課題
電子書籍からの撤退を扱った文章で、ジェムスターが2000年1月に買収したeブックベンチャー2社の名前を答えてください。
--- 対象文章 ---
アメリカで電子書籍からの撤退ニュースは,今年で2件目である。6月18日,読書端末を孤軍奮闘して売り続けていたジェムスターが,販売中止を発表している。ニュースリリースには「困難な市場のもとでは販売継続は不可能」と正直に書かれている。昨年10月に行われたフランクフルトブックフェアでは,eブック総崩れの中で唯一の展示だったと聞くが,すでに低迷は伝わっていた。
 ジェムスターはテレビ録画Gコードの発明で巨額の富を築いたヘンリー・イェンが,全米最大の発行部数を誇る雑誌『TVガイド』ごと買収した企業である。さらにeブックの将来を期待して2000年1月に,eブックベンチャーの「ロケットブック」と「ソフトブック」の両社を買収した。
 当時,スティーブン・キングの新作がインターネットで配信され話題となった。バーンズ&ノーブル・コムがアマゾン・コムに先駆けて,いち早く電子書籍の販売を開始したのもこの年である。
 フランクフルトブックフェアの直後に,ジェムスターはメディア再編の巨大な波に飲み込まれ,ニューズ・コープの傘下に入っている。収益性を何よりも重視するメディアコングロマリットにあっては,不採算部門をたたむのは当然のこと。誰も買って読まないeブック事業からの撤退は,時間の問題だった。

逆風下にΣブック船出

バーンズ&ノーブル・コムから撤退を伝えるeメールニュースが手元に届いたのは10日早朝。この日,皮肉にも日本では,「電子書籍ビジネスコンソーシアム」の設立発表があった。松下電器,東芝のほか,イーブックイニシアティブジャパン,勁草書房の4社が代表発起人となっている。
 コンテンツの拡充や著作権保護技術,流通の確立などがうたわれているが,誰にもわかるように実態は,松下・東芝による“Σブック”コンソーシアムである。ライバル社の動きに対しSDカード連合が先手を打ったのであり,明らかにデファクトスタンダードの覇権争いとわかる。
 マスコミ操作が巧みだったとはいえ,“出版業界に標準化の動き”と報道した全国紙は,状況がちょっとわかっていない。
--- 提供資料 ---
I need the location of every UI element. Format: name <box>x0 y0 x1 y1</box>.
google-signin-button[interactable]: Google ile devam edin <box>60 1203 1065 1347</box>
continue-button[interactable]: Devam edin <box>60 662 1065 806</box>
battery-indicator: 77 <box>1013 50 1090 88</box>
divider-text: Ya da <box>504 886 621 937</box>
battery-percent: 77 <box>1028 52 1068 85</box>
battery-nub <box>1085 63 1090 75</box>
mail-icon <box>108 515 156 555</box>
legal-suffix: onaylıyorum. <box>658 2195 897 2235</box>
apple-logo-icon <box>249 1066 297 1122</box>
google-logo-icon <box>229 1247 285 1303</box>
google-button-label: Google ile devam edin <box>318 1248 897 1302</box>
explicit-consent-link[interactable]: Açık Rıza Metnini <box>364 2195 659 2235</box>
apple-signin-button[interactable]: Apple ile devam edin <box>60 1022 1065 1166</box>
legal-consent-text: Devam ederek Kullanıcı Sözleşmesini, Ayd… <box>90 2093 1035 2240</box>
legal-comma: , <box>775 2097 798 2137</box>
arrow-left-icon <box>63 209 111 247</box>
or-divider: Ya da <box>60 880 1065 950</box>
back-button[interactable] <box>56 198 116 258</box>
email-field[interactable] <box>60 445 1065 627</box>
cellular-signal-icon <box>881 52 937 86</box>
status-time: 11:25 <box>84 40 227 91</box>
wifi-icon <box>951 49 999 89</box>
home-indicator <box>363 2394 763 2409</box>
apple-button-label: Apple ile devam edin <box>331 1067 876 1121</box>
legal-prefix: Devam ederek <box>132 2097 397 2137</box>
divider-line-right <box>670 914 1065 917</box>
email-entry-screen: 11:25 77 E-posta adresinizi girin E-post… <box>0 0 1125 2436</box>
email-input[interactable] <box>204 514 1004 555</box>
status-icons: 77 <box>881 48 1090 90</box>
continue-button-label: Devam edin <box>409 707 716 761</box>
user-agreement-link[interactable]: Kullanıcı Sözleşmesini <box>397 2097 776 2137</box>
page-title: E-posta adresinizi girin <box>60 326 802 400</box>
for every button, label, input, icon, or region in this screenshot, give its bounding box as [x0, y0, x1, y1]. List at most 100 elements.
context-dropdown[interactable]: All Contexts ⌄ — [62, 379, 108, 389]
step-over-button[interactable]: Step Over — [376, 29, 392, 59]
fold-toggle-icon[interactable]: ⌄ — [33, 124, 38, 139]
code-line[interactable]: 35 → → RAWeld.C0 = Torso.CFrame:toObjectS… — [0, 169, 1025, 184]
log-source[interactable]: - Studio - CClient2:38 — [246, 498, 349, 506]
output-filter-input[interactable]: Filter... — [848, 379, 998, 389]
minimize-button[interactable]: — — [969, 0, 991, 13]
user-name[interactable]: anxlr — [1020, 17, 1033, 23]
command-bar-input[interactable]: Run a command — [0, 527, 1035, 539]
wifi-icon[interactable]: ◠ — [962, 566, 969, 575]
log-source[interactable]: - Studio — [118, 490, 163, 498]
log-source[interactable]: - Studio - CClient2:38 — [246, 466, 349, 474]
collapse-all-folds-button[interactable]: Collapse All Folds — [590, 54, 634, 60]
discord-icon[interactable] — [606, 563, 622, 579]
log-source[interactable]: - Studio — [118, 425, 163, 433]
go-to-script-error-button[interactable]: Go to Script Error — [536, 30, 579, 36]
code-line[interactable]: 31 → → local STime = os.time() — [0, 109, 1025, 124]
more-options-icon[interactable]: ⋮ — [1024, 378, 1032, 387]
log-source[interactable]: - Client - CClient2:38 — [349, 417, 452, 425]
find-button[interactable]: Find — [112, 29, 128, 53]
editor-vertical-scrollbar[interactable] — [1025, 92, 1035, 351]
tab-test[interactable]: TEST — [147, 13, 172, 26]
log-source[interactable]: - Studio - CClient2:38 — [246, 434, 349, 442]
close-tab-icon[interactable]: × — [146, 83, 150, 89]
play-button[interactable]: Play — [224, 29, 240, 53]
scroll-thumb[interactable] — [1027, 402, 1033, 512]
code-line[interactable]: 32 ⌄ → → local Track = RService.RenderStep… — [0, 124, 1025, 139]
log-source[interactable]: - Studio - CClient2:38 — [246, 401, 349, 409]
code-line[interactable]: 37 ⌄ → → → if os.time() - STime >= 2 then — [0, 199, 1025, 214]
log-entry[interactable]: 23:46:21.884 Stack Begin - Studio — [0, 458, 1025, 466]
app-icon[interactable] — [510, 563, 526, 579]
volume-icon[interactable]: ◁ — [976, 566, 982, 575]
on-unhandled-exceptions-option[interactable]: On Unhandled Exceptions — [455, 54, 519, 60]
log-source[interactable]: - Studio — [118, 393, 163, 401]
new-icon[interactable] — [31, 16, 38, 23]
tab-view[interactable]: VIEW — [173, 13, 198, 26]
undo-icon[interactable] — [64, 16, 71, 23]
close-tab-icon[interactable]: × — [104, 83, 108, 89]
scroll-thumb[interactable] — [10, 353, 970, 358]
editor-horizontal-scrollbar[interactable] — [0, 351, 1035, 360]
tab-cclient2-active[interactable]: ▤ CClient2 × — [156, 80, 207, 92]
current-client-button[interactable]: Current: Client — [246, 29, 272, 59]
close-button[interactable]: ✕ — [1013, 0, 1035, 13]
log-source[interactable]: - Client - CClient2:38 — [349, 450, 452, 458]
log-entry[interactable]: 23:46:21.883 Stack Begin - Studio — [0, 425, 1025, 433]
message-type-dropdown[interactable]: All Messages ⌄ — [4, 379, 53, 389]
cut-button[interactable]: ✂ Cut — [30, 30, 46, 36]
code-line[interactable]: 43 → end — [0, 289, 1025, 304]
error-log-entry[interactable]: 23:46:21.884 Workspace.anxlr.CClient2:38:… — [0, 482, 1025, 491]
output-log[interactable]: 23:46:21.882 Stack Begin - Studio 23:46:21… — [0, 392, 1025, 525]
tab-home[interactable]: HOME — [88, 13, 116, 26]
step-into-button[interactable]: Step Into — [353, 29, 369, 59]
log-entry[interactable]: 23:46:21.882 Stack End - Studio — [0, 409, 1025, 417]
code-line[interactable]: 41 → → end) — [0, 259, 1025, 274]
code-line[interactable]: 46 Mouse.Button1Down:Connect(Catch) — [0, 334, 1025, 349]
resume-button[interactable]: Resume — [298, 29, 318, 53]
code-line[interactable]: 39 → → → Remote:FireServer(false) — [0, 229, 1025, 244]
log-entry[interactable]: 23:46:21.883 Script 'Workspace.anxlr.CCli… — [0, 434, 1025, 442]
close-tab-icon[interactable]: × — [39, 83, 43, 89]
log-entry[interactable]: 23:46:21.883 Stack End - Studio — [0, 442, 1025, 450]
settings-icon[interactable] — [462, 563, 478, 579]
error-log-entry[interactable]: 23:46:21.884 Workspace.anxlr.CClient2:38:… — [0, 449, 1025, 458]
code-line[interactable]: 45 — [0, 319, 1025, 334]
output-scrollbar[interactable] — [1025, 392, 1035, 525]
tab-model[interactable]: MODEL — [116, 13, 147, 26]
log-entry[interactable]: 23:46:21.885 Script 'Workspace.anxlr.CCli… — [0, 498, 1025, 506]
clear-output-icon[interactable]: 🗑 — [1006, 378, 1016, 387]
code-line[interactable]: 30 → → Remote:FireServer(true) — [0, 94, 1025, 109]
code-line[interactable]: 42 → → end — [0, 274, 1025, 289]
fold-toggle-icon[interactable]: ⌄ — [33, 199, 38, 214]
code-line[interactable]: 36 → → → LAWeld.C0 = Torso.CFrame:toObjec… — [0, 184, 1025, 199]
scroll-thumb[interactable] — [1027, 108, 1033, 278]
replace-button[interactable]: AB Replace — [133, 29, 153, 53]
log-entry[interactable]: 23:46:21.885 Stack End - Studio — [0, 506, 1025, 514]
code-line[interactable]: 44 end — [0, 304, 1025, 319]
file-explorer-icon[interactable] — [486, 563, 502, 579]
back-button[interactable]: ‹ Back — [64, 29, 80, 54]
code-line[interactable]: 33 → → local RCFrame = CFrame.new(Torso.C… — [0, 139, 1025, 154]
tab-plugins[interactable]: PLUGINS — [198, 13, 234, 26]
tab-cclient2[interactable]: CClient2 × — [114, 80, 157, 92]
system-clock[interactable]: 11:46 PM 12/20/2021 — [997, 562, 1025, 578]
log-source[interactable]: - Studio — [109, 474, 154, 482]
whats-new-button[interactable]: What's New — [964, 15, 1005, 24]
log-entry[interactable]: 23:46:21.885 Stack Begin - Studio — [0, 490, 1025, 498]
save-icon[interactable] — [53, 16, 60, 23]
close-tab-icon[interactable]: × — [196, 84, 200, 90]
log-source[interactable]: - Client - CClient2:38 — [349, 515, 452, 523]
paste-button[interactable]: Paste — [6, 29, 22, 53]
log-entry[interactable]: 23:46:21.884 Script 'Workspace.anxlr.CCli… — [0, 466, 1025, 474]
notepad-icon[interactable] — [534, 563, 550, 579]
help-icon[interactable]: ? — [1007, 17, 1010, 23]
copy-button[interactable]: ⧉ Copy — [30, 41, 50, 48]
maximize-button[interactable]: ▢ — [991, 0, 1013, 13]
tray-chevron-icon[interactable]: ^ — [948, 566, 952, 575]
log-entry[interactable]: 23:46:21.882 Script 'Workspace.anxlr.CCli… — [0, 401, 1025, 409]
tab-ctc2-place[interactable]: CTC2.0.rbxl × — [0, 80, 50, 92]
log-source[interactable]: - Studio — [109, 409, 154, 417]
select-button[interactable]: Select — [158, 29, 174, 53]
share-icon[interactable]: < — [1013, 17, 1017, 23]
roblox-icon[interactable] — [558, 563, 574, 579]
---
解答
「ロケットブック」と「ソフトブック」。